(Data excerpts)
* Begin *

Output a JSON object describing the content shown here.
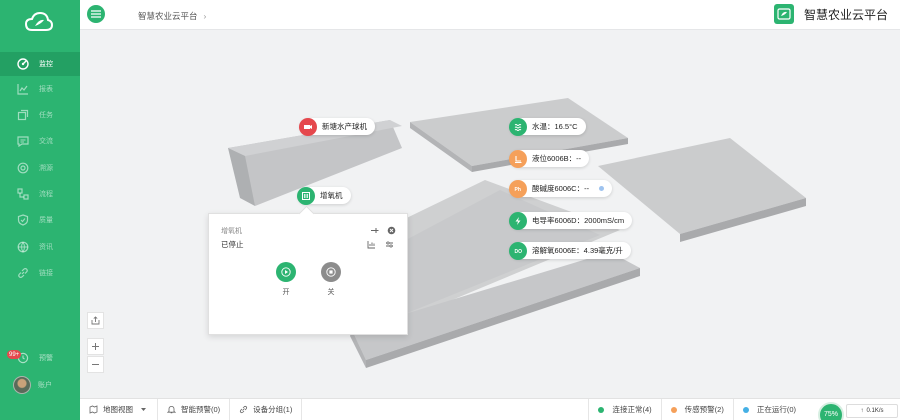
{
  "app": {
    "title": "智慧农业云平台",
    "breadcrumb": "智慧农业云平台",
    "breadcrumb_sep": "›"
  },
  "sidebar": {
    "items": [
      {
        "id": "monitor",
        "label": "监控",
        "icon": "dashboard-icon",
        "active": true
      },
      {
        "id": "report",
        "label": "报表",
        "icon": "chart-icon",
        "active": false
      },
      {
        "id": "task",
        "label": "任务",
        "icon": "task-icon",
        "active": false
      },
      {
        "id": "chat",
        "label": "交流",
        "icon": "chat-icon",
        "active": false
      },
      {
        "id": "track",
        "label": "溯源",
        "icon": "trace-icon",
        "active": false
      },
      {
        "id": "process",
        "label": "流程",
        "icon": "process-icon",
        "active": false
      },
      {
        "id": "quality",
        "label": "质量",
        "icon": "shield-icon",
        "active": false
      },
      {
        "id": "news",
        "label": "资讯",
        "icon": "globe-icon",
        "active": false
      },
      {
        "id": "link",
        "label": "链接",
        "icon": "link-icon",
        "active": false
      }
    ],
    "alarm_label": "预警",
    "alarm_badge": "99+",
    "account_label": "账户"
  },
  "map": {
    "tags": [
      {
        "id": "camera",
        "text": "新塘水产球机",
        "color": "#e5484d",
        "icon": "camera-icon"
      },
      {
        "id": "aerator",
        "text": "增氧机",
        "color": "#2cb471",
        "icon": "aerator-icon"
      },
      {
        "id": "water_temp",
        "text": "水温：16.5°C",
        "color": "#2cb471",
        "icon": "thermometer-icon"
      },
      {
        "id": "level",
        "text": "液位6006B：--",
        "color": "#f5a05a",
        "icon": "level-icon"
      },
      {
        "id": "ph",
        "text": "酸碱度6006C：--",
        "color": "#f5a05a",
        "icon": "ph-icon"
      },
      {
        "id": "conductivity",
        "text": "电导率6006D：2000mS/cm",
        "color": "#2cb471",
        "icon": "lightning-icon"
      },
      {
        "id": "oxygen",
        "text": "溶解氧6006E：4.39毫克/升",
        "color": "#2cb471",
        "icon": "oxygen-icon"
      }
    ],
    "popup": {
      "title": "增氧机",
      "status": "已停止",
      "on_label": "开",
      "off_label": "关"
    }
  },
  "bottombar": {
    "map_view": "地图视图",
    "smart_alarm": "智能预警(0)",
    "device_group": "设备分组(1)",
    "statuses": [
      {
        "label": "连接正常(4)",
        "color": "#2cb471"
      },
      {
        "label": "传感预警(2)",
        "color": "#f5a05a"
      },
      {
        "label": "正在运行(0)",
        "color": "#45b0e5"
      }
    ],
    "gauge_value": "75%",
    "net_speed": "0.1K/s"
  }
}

* End *

Written task ▸
Restate the whole listing above exactly, except for its images.

Output of the exercise ▸
Output a JSON object describing the content shown here.
{
  "app": {
    "title": "智慧农业云平台",
    "breadcrumb": "智慧农业云平台",
    "breadcrumb_sep": "›"
  },
  "sidebar": {
    "items": [
      {
        "id": "monitor",
        "label": "监控",
        "icon": "dashboard-icon",
        "active": true
      },
      {
        "id": "report",
        "label": "报表",
        "icon": "chart-icon",
        "active": false
      },
      {
        "id": "task",
        "label": "任务",
        "icon": "task-icon",
        "active": false
      },
      {
        "id": "chat",
        "label": "交流",
        "icon": "chat-icon",
        "active": false
      },
      {
        "id": "track",
        "label": "溯源",
        "icon": "trace-icon",
        "active": false
      },
      {
        "id": "process",
        "label": "流程",
        "icon": "process-icon",
        "active": false
      },
      {
        "id": "quality",
        "label": "质量",
        "icon": "shield-icon",
        "active": false
      },
      {
        "id": "news",
        "label": "资讯",
        "icon": "globe-icon",
        "active": false
      },
      {
        "id": "link",
        "label": "链接",
        "icon": "link-icon",
        "active": false
      }
    ],
    "alarm_label": "预警",
    "alarm_badge": "99+",
    "account_label": "账户"
  },
  "map": {
    "tags": [
      {
        "id": "camera",
        "text": "新塘水产球机",
        "color": "#e5484d",
        "icon": "camera-icon"
      },
      {
        "id": "aerator",
        "text": "增氧机",
        "color": "#2cb471",
        "icon": "aerator-icon"
      },
      {
        "id": "water_temp",
        "text": "水温：16.5°C",
        "color": "#2cb471",
        "icon": "thermometer-icon"
      },
      {
        "id": "level",
        "text": "液位6006B：--",
        "color": "#f5a05a",
        "icon": "level-icon"
      },
      {
        "id": "ph",
        "text": "酸碱度6006C：--",
        "color": "#f5a05a",
        "icon": "ph-icon"
      },
      {
        "id": "conductivity",
        "text": "电导率6006D：2000mS/cm",
        "color": "#2cb471",
        "icon": "lightning-icon"
      },
      {
        "id": "oxygen",
        "text": "溶解氧6006E：4.39毫克/升",
        "color": "#2cb471",
        "icon": "oxygen-icon"
      }
    ],
    "popup": {
      "title": "增氧机",
      "status": "已停止",
      "on_label": "开",
      "off_label": "关"
    }
  },
  "bottombar": {
    "map_view": "地图视图",
    "smart_alarm": "智能预警(0)",
    "device_group": "设备分组(1)",
    "statuses": [
      {
        "label": "连接正常(4)",
        "color": "#2cb471"
      },
      {
        "label": "传感预警(2)",
        "color": "#f5a05a"
      },
      {
        "label": "正在运行(0)",
        "color": "#45b0e5"
      }
    ],
    "gauge_value": "75%",
    "net_speed": "0.1K/s"
  }
}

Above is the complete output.